**Input records:**
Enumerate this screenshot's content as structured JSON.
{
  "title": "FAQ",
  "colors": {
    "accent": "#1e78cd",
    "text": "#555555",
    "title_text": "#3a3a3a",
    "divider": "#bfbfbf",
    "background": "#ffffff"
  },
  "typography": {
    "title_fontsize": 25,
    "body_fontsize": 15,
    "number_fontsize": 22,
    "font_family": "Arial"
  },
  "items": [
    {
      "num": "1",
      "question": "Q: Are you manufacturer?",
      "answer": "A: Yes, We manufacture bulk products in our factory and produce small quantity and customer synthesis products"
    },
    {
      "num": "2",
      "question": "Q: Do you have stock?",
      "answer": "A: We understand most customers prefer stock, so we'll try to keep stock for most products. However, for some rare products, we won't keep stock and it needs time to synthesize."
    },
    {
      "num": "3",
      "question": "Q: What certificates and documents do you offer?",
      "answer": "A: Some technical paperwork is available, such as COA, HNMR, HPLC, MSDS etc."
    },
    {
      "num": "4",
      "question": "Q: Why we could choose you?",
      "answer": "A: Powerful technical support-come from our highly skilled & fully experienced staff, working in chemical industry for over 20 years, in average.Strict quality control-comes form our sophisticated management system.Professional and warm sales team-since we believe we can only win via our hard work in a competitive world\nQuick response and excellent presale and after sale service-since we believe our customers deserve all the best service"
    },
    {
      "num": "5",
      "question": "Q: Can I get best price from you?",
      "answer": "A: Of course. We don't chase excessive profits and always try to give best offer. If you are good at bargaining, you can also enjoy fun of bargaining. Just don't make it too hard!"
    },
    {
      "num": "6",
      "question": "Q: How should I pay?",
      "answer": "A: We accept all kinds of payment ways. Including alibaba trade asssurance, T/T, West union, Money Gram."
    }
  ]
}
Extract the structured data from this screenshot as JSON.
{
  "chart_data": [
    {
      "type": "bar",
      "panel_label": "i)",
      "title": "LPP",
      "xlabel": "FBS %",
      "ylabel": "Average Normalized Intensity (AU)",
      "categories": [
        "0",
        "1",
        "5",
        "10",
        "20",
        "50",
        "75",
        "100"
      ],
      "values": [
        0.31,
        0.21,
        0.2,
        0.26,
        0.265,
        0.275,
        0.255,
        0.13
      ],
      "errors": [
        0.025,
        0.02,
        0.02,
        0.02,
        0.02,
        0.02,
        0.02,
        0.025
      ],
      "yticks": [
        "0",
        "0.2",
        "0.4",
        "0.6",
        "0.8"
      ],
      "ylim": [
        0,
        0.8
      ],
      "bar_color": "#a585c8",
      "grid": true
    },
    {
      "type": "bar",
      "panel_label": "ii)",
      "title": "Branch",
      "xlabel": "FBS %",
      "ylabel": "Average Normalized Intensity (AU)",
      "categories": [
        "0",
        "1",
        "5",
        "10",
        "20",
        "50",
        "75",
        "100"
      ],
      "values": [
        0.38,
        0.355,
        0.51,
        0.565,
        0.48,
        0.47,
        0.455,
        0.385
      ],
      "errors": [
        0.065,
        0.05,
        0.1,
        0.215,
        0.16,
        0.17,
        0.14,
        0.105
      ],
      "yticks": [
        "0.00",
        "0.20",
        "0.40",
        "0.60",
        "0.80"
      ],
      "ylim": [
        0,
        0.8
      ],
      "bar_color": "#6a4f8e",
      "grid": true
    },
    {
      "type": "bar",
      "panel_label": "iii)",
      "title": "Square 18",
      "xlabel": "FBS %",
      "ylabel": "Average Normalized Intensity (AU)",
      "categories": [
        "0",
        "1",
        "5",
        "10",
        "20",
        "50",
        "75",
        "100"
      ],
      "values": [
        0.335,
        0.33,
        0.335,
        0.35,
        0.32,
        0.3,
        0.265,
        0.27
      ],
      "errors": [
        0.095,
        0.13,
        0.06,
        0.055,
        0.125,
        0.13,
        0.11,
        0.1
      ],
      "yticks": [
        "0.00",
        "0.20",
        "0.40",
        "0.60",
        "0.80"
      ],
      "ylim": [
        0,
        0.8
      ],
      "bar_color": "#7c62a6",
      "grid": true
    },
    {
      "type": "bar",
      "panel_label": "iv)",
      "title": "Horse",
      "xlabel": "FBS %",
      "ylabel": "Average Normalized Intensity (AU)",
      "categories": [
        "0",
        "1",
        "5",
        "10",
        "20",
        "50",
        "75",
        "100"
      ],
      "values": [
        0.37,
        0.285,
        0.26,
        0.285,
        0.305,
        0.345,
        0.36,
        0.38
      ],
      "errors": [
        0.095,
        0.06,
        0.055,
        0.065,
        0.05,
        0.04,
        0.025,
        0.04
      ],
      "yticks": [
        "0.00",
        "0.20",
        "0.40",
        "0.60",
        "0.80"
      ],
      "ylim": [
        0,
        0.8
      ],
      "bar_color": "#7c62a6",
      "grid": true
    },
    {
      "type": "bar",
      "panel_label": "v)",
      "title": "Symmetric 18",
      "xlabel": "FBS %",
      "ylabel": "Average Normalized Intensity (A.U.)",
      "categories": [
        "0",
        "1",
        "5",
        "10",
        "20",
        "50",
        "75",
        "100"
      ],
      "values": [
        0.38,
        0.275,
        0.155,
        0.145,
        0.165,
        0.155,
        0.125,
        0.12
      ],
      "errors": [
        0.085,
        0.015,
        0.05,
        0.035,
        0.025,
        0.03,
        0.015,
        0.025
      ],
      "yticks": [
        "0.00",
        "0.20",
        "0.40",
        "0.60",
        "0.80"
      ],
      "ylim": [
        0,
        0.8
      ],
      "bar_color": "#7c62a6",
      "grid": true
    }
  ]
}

**To be done:** Retype every record above exactly as written.

**Answer for this exercise:**
Enumerate this screenshot's content as structured JSON.
{
  "title": "FAQ",
  "colors": {
    "accent": "#1e78cd",
    "text": "#555555",
    "title_text": "#3a3a3a",
    "divider": "#bfbfbf",
    "background": "#ffffff"
  },
  "typography": {
    "title_fontsize": 25,
    "body_fontsize": 15,
    "number_fontsize": 22,
    "font_family": "Arial"
  },
  "items": [
    {
      "num": "1",
      "question": "Q: Are you manufacturer?",
      "answer": "A: Yes, We manufacture bulk products in our factory and produce small quantity and customer synthesis products"
    },
    {
      "num": "2",
      "question": "Q: Do you have stock?",
      "answer": "A: We understand most customers prefer stock, so we'll try to keep stock for most products. However, for some rare products, we won't keep stock and it needs time to synthesize."
    },
    {
      "num": "3",
      "question": "Q: What certificates and documents do you offer?",
      "answer": "A: Some technical paperwork is available, such as COA, HNMR, HPLC, MSDS etc."
    },
    {
      "num": "4",
      "question": "Q: Why we could choose you?",
      "answer": "A: Powerful technical support-come from our highly skilled & fully experienced staff, working in chemical industry for over 20 years, in average.Strict quality control-comes form our sophisticated management system.Professional and warm sales team-since we believe we can only win via our hard work in a competitive world\nQuick response and excellent presale and after sale service-since we believe our customers deserve all the best service"
    },
    {
      "num": "5",
      "question": "Q: Can I get best price from you?",
      "answer": "A: Of course. We don't chase excessive profits and always try to give best offer. If you are good at bargaining, you can also enjoy fun of bargaining. Just don't make it too hard!"
    },
    {
      "num": "6",
      "question": "Q: How should I pay?",
      "answer": "A: We accept all kinds of payment ways. Including alibaba trade asssurance, T/T, West union, Money Gram."
    }
  ]
}
Extract the structured data from this screenshot as JSON.
{
  "chart_data": [
    {
      "type": "bar",
      "panel_label": "i)",
      "title": "LPP",
      "xlabel": "FBS %",
      "ylabel": "Average Normalized Intensity (AU)",
      "categories": [
        "0",
        "1",
        "5",
        "10",
        "20",
        "50",
        "75",
        "100"
      ],
      "values": [
        0.31,
        0.21,
        0.2,
        0.26,
        0.265,
        0.275,
        0.255,
        0.13
      ],
      "errors": [
        0.025,
        0.02,
        0.02,
        0.02,
        0.02,
        0.02,
        0.02,
        0.025
      ],
      "yticks": [
        "0",
        "0.2",
        "0.4",
        "0.6",
        "0.8"
      ],
      "ylim": [
        0,
        0.8
      ],
      "bar_color": "#a585c8",
      "grid": true
    },
    {
      "type": "bar",
      "panel_label": "ii)",
      "title": "Branch",
      "xlabel": "FBS %",
      "ylabel": "Average Normalized Intensity (AU)",
      "categories": [
        "0",
        "1",
        "5",
        "10",
        "20",
        "50",
        "75",
        "100"
      ],
      "values": [
        0.38,
        0.355,
        0.51,
        0.565,
        0.48,
        0.47,
        0.455,
        0.385
      ],
      "errors": [
        0.065,
        0.05,
        0.1,
        0.215,
        0.16,
        0.17,
        0.14,
        0.105
      ],
      "yticks": [
        "0.00",
        "0.20",
        "0.40",
        "0.60",
        "0.80"
      ],
      "ylim": [
        0,
        0.8
      ],
      "bar_color": "#6a4f8e",
      "grid": true
    },
    {
      "type": "bar",
      "panel_label": "iii)",
      "title": "Square 18",
      "xlabel": "FBS %",
      "ylabel": "Average Normalized Intensity (AU)",
      "categories": [
        "0",
        "1",
        "5",
        "10",
        "20",
        "50",
        "75",
        "100"
      ],
      "values": [
        0.335,
        0.33,
        0.335,
        0.35,
        0.32,
        0.3,
        0.265,
        0.27
      ],
      "errors": [
        0.095,
        0.13,
        0.06,
        0.055,
        0.125,
        0.13,
        0.11,
        0.1
      ],
      "yticks": [
        "0.00",
        "0.20",
        "0.40",
        "0.60",
        "0.80"
      ],
      "ylim": [
        0,
        0.8
      ],
      "bar_color": "#7c62a6",
      "grid": true
    },
    {
      "type": "bar",
      "panel_label": "iv)",
      "title": "Horse",
      "xlabel": "FBS %",
      "ylabel": "Average Normalized Intensity (AU)",
      "categories": [
        "0",
        "1",
        "5",
        "10",
        "20",
        "50",
        "75",
        "100"
      ],
      "values": [
        0.37,
        0.285,
        0.26,
        0.285,
        0.305,
        0.345,
        0.36,
        0.38
      ],
      "errors": [
        0.095,
        0.06,
        0.055,
        0.065,
        0.05,
        0.04,
        0.025,
        0.04
      ],
      "yticks": [
        "0.00",
        "0.20",
        "0.40",
        "0.60",
        "0.80"
      ],
      "ylim": [
        0,
        0.8
      ],
      "bar_color": "#7c62a6",
      "grid": true
    },
    {
      "type": "bar",
      "panel_label": "v)",
      "title": "Symmetric 18",
      "xlabel": "FBS %",
      "ylabel": "Average Normalized Intensity (A.U.)",
      "categories": [
        "0",
        "1",
        "5",
        "10",
        "20",
        "50",
        "75",
        "100"
      ],
      "values": [
        0.38,
        0.275,
        0.155,
        0.145,
        0.165,
        0.155,
        0.125,
        0.12
      ],
      "errors": [
        0.085,
        0.015,
        0.05,
        0.035,
        0.025,
        0.03,
        0.015,
        0.025
      ],
      "yticks": [
        "0.00",
        "0.20",
        "0.40",
        "0.60",
        "0.80"
      ],
      "ylim": [
        0,
        0.8
      ],
      "bar_color": "#7c62a6",
      "grid": true
    }
  ]
}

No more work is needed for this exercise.